[BEGIN DATASET EXCERPTS]

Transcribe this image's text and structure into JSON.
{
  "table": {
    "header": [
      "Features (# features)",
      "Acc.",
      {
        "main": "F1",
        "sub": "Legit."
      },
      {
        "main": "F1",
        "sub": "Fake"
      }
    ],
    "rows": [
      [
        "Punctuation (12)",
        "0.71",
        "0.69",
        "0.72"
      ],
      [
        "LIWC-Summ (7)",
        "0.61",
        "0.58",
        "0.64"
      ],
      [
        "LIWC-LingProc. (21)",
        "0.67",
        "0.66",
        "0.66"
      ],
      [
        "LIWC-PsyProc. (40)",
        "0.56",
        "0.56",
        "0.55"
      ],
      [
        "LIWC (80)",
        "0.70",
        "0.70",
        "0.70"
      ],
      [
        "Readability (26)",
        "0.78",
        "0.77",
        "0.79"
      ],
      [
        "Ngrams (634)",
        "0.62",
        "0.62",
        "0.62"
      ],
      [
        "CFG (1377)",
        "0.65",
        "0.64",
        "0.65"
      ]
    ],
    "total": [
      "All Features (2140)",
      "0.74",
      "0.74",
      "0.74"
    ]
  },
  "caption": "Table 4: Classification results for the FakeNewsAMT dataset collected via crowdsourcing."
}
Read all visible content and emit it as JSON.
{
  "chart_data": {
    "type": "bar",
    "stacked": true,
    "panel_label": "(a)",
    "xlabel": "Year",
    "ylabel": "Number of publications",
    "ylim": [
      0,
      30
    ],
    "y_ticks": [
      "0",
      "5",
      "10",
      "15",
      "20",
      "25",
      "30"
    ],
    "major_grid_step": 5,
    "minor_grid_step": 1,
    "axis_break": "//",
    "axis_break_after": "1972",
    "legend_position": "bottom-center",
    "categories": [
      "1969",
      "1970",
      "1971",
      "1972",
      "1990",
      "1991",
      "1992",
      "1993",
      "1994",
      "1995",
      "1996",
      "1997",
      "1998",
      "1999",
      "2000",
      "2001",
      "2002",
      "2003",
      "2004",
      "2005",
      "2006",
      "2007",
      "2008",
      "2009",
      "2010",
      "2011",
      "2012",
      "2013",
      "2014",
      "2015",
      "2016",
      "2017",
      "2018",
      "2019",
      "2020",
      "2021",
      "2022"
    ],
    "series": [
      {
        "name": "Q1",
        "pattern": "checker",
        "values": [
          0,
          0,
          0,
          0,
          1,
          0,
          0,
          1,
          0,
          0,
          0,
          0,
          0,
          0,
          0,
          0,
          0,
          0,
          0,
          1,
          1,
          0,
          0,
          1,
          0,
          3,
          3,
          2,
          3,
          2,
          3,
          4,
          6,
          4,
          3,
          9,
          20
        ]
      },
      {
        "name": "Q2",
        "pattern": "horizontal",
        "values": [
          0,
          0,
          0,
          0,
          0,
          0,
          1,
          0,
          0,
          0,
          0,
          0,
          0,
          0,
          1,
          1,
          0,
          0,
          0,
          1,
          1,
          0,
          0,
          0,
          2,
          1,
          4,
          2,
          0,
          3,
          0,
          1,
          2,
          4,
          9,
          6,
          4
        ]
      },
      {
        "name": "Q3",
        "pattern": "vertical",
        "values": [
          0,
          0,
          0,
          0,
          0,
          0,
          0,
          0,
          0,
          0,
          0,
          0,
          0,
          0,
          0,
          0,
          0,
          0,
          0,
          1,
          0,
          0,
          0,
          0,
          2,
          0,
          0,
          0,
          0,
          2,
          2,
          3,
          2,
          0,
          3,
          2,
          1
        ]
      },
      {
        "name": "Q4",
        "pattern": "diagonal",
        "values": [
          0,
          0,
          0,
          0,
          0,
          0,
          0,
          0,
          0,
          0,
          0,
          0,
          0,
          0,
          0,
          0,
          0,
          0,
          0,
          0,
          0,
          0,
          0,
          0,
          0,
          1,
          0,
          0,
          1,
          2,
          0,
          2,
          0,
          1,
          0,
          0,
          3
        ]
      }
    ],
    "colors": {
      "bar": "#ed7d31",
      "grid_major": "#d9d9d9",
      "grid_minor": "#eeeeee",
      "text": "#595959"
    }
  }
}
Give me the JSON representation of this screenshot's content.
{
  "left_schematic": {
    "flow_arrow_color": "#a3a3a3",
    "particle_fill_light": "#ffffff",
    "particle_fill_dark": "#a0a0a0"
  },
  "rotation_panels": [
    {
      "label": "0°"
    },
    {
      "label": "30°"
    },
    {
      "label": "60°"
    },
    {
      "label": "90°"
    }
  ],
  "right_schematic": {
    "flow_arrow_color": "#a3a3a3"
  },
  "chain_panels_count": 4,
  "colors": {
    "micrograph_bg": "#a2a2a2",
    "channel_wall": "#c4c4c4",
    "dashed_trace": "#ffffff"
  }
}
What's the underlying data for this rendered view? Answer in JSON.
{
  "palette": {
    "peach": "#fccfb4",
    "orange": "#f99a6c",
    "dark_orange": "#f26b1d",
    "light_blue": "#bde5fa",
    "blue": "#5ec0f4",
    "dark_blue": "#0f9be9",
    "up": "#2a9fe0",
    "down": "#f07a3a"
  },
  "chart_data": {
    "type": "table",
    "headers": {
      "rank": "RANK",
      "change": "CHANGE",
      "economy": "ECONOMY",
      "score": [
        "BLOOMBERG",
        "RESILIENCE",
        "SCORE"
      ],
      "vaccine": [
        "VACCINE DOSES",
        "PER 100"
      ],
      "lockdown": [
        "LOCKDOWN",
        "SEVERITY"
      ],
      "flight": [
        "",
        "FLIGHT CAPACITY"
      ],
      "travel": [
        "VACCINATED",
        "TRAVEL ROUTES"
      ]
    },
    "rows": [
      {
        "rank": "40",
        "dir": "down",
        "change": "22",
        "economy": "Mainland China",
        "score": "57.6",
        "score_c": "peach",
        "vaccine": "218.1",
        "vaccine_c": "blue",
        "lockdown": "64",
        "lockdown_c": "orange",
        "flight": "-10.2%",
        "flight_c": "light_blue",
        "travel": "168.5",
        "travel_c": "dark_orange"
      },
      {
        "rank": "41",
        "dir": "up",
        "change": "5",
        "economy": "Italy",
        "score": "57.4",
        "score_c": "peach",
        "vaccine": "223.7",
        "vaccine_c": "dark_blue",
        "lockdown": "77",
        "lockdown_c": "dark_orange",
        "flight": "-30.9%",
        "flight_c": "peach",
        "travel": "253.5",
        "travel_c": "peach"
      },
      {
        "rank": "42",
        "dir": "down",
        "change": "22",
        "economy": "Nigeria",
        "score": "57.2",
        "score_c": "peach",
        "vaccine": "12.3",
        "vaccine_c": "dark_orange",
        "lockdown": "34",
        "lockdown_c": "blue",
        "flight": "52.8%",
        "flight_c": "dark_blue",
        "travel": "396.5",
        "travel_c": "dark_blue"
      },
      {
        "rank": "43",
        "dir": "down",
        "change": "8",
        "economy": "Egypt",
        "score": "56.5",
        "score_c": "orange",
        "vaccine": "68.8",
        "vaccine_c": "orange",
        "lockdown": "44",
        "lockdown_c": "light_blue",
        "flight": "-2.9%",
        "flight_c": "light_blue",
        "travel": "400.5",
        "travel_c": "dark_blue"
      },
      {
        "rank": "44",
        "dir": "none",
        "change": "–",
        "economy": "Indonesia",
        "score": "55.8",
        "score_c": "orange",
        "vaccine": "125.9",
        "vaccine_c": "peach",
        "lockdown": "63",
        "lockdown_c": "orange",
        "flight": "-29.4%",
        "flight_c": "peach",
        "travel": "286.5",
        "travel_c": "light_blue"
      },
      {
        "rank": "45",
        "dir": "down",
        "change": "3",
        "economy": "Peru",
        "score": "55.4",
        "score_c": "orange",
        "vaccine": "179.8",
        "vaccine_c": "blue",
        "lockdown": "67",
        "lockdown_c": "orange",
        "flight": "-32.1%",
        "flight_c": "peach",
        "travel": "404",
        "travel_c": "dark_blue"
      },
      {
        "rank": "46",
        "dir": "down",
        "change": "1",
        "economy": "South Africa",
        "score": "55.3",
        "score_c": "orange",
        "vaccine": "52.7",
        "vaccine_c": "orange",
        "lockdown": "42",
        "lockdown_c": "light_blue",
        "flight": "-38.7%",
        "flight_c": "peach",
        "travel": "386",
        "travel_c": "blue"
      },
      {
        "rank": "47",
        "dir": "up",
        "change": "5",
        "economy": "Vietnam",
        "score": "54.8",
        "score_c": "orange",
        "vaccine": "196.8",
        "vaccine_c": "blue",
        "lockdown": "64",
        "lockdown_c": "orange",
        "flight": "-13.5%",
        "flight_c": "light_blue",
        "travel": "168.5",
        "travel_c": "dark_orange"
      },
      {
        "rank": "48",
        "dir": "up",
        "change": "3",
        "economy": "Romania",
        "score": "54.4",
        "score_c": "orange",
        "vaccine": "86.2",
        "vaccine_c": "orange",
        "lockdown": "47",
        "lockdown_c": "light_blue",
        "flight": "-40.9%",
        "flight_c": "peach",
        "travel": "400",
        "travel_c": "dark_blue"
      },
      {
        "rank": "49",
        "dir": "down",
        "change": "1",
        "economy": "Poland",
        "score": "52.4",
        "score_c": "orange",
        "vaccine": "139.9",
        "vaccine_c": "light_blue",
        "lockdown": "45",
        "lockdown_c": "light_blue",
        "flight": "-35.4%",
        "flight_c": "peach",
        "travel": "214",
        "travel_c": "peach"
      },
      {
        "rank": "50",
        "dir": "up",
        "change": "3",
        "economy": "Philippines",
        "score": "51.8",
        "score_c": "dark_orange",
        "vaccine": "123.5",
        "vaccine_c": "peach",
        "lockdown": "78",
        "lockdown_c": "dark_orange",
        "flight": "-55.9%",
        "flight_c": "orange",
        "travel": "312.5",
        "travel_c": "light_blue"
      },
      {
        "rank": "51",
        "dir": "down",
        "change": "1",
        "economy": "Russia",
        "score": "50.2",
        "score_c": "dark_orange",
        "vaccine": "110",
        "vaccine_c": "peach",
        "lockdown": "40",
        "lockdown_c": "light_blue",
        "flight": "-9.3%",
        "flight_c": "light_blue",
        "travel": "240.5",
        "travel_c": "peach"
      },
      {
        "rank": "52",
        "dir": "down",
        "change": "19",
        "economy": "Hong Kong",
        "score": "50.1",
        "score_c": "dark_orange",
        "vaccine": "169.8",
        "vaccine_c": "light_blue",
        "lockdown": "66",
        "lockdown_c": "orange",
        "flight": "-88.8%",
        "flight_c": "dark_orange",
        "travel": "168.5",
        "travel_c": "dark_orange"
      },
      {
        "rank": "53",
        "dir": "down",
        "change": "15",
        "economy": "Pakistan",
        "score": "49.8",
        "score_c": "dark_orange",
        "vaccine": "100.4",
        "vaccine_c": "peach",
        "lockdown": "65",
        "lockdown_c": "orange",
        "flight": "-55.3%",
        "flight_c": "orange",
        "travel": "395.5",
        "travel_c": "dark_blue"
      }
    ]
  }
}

[END DATASET EXCERPTS]

EXERCISE DETAILS:
The word "Features" may appear on some lines. Report how many lines hold it, giving the number alone.

TASK SOLUTION:
2